DIRECTION:
Extract every line from the records below that contains the word "veículo".

INFORMATION SUPPLIED:
########################################

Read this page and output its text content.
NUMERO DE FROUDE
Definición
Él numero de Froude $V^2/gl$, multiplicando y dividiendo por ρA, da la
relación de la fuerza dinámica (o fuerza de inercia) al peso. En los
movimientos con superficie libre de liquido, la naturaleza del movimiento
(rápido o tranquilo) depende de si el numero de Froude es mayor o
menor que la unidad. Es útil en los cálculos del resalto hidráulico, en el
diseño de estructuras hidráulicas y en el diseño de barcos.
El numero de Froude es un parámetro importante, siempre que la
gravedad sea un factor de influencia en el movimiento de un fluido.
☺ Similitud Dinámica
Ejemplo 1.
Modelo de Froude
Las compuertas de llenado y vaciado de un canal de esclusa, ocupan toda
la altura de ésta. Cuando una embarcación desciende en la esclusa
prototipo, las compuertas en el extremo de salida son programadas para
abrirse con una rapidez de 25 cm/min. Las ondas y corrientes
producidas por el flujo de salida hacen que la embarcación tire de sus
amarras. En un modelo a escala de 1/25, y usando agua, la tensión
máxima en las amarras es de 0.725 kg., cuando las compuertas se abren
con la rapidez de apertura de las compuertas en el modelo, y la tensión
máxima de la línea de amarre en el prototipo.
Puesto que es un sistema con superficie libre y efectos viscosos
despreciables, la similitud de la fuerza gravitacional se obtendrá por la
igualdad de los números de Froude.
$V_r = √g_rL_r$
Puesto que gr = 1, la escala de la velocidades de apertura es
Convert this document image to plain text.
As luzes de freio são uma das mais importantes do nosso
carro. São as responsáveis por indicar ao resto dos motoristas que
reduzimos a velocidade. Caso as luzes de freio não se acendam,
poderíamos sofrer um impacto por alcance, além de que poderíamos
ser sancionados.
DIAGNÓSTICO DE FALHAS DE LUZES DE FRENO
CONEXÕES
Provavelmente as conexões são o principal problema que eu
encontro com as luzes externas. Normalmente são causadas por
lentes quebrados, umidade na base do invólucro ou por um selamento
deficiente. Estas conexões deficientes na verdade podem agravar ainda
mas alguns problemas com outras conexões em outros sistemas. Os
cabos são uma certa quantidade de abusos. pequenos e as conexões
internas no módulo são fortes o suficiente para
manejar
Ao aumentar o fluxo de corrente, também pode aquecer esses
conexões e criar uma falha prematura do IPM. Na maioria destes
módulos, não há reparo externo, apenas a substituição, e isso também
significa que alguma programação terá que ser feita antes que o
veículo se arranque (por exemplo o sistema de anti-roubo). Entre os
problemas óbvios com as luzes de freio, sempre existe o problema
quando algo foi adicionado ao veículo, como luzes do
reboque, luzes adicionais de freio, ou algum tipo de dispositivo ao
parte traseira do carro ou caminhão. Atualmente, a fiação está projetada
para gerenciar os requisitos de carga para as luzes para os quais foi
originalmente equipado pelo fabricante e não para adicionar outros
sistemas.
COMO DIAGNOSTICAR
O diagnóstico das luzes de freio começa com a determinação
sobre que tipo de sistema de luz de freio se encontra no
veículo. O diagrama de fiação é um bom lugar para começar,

########################################

EXERCISE ANSWER:
veículo se arranque (por exemplo o sistema de anti-roubo). Entre os
quando algo foi adicionado ao veículo, como luzes do
veículo. O diagrama de fiação é um bom lugar para começar,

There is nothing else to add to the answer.